**What you will do**
Carry on the text about eye trauma terminology from the point where it stops.

**Extract**

================

Birmingham Eye Trauma Terminology (BETT)
The BETT was created by Kuhn et al in 1996 to provide both a clear definition of all injury types and placing the injuries with a comprehensive framework.
Terms in the BETT
Eyewall- Sclera and Cornea
Though technically the eyewall has three coats posterior to the limbus, for clinical and practical purposes violation of only the most external structure is taken into consideration.
Closed Globe Injury- No full thickness injury ( No full- thickness wound of eyewall. )
Open Globe Injury- Full thickness injury ( Full- thickness wound of the eyewall. )
Closed- Globe subgroups:
Contusion- No full thickness injury (generally a blunt injury)
The injury is either due to direct energy delivery by the object (e. g., choroidal rupture) or
to the changes in the shape of the globe (e. g., angle recession)
Lamellar laceration- Partial thickness injury of the eye wall (generally a sharp injury)
Open-globe subgroups:
Rupture- Full-thickness injury of the eyewall caused by a blunt object
Since the eye is filled with incompressible liquid, the impact results in momentary increase of the IOP.

================

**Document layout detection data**
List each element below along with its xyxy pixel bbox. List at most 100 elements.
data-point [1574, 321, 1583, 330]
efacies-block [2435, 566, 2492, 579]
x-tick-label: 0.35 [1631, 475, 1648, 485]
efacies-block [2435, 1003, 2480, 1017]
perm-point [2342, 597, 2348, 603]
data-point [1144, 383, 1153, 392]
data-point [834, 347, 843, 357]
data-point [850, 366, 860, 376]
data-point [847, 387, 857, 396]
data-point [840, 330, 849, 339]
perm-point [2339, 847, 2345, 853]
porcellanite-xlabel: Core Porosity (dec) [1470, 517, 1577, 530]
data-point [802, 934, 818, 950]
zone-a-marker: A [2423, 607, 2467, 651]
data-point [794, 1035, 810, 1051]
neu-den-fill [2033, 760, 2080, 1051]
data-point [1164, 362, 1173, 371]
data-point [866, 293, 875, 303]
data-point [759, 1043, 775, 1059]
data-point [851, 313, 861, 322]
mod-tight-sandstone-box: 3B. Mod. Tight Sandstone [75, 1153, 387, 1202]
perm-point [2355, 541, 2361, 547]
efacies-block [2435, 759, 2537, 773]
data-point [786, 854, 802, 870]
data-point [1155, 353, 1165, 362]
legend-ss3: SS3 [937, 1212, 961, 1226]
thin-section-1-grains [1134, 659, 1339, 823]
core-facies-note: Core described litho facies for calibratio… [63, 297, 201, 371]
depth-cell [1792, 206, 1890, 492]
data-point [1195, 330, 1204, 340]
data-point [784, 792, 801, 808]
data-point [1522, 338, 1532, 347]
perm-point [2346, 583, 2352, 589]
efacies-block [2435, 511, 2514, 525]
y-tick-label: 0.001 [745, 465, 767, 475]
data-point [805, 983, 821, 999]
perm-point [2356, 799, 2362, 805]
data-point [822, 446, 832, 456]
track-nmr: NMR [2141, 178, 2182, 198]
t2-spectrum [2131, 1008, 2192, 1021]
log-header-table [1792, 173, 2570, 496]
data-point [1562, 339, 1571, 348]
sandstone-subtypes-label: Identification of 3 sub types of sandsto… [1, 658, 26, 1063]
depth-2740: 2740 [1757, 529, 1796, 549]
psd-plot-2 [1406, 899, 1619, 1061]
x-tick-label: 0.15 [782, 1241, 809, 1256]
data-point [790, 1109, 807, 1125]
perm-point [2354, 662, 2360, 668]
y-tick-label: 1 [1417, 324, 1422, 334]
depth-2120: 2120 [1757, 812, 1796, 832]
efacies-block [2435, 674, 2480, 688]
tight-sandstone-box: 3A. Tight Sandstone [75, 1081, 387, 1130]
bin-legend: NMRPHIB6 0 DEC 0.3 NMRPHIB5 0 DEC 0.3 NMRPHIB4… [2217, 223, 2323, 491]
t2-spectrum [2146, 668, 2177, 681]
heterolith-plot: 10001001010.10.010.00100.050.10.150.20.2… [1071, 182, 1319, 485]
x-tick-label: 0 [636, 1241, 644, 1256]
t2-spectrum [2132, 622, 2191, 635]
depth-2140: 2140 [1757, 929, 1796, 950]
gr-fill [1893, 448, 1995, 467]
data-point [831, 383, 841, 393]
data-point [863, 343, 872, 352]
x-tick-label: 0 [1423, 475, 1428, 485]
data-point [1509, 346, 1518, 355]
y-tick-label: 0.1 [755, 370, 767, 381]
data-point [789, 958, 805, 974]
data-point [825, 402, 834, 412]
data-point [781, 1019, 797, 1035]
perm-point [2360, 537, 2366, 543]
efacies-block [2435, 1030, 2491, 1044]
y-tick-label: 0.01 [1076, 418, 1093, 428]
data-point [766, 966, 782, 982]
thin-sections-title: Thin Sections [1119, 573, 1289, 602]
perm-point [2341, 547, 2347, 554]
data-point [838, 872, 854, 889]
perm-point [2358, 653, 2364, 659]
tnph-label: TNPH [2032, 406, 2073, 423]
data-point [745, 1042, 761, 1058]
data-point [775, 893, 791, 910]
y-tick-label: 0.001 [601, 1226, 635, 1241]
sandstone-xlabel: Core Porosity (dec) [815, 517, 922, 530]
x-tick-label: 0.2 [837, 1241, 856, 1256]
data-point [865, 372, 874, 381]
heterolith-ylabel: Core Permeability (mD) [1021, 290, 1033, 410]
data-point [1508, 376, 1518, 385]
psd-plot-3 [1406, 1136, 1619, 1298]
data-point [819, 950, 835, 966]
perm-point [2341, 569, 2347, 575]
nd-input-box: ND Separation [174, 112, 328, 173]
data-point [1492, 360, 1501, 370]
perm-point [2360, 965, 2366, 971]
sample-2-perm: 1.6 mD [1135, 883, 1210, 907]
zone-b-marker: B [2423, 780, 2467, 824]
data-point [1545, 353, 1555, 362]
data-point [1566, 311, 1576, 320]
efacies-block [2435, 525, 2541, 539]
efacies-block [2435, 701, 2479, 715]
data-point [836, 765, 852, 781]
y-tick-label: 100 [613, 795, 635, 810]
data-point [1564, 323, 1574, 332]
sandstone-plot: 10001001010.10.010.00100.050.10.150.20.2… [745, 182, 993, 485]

================

**Written reply**
The eyewall yields at its weakest point (at the impact site or elsewhere;
example: an old cataract wound dehisces even though the impact occurred elsewhere);
the actual wound is produced by an inside- out mechanism
Laceration- Full-thickness injury of the eyewall caused by a sharp object
The wound occurs at the impact site by an outside- in mechanism
Laceration subgroups:
Penetrating injury- Single laceration of the eye wall; i.e. no exit wound, if more than one entrance wound then must be from a different agent
Penetrating injury Entrance wound. -If more than one wound is present, each must have been caused by a different agent
Intra-ocular foreign body- retained foreign objects causing entrance wounds
Technically a penetrating injury, but grouped separately because of different clinical implications
Perforating injury- two full thickness lacerations with an entrance and exit injury
Both wounds caused by the same agent
Source:AAO
*Some injuries remain difficult to classify. For instance, an intravitreal BB pellet is technically an IOFB injury. However, since this is a blunt object that requires a huge impact force if they enter, not just contuse, the eye, there is an element of rupture involved. In such situations, the ophthalmologist should either describe the injury as "mixed" (i. e., rupture with an IOFB) or select the most serious type of the mechanisms involved.